Short exercise >> Copy out the listing in full, exactly as written, but not its pictures.

────────────────────────────────────────

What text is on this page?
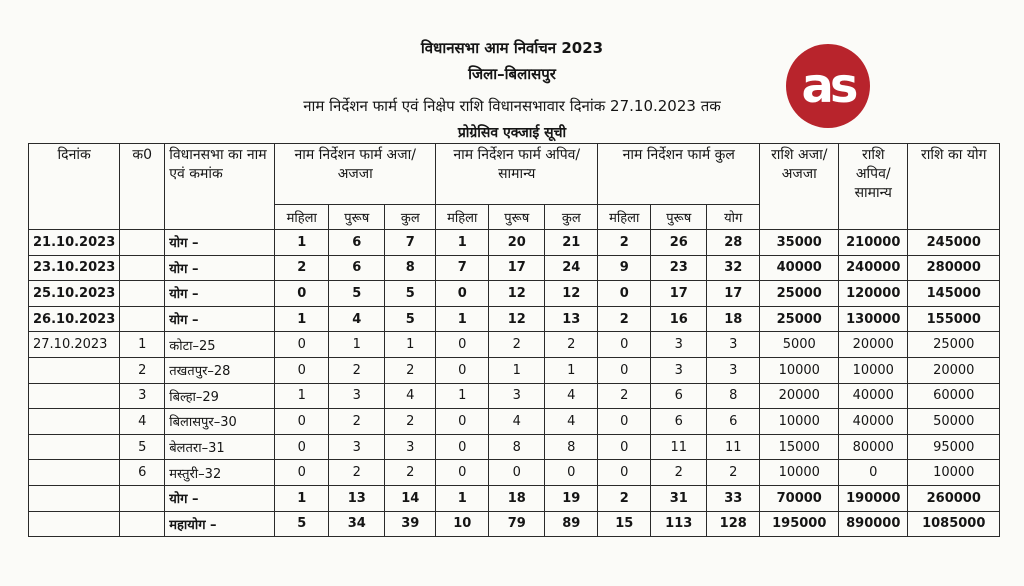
विधानसभा आम निर्वाचन 2023
जिला–बिलासपुर
नाम निर्देशन फार्म एवं निक्षेप राशि विधानसभावार दिनांक 27.10.2023 तक
प्रोग्रेसिव एक्जाई सूची
as
दिनांक	क0	विधानसभा का नाम एवं कमांक	नाम निर्देशन फार्म अजा/अजजा			नाम निर्देशन फार्म अपिव/सामान्य			नाम निर्देशन फार्म कुल			राशि अजा/अजजा	राशि अपिव/सामान्य	राशि का योग
			महिला	पुरूष	कुल	महिला	पुरूष	कुल	महिला	पुरूष	योग			
21.10.2023		योग –	1	6	7	1	20	21	2	26	28	35000	210000	245000
23.10.2023		योग –	2	6	8	7	17	24	9	23	32	40000	240000	280000
25.10.2023		योग –	0	5	5	0	12	12	0	17	17	25000	120000	145000
26.10.2023		योग –	1	4	5	1	12	13	2	16	18	25000	130000	155000
27.10.2023	1	कोटा–25	0	1	1	0	2	2	0	3	3	5000	20000	25000
	2	तखतपुर–28	0	2	2	0	1	1	0	3	3	10000	10000	20000
	3	बिल्हा–29	1	3	4	1	3	4	2	6	8	20000	40000	60000
	4	बिलासपुर–30	0	2	2	0	4	4	0	6	6	10000	40000	50000
	5	बेलतरा–31	0	3	3	0	8	8	0	11	11	15000	80000	95000
	6	मस्तुरी–32	0	2	2	0	0	0	0	2	2	10000	0	10000
		योग –	1	13	14	1	18	19	2	31	33	70000	190000	260000
		महायोग –	5	34	39	10	79	89	15	113	128	195000	890000	1085000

────────────────────────────────────────

The result >>
What text is on this page?
विधानसभा आम निर्वाचन 2023
जिला–बिलासपुर
नाम निर्देशन फार्म एवं निक्षेप राशि विधानसभावार दिनांक 27.10.2023 तक
प्रोग्रेसिव एक्जाई सूची
as
दिनांक	क0	विधानसभा का नाम एवं कमांक	नाम निर्देशन फार्म अजा/अजजा			नाम निर्देशन फार्म अपिव/सामान्य			नाम निर्देशन फार्म कुल			राशि अजा/अजजा	राशि अपिव/सामान्य	राशि का योग
			महिला	पुरूष	कुल	महिला	पुरूष	कुल	महिला	पुरूष	योग			
21.10.2023		योग –	1	6	7	1	20	21	2	26	28	35000	210000	245000
23.10.2023		योग –	2	6	8	7	17	24	9	23	32	40000	240000	280000
25.10.2023		योग –	0	5	5	0	12	12	0	17	17	25000	120000	145000
26.10.2023		योग –	1	4	5	1	12	13	2	16	18	25000	130000	155000
27.10.2023	1	कोटा–25	0	1	1	0	2	2	0	3	3	5000	20000	25000
	2	तखतपुर–28	0	2	2	0	1	1	0	3	3	10000	10000	20000
	3	बिल्हा–29	1	3	4	1	3	4	2	6	8	20000	40000	60000
	4	बिलासपुर–30	0	2	2	0	4	4	0	6	6	10000	40000	50000
	5	बेलतरा–31	0	3	3	0	8	8	0	11	11	15000	80000	95000
	6	मस्तुरी–32	0	2	2	0	0	0	0	2	2	10000	0	10000
		योग –	1	13	14	1	18	19	2	31	33	70000	190000	260000
		महायोग –	5	34	39	10	79	89	15	113	128	195000	890000	1085000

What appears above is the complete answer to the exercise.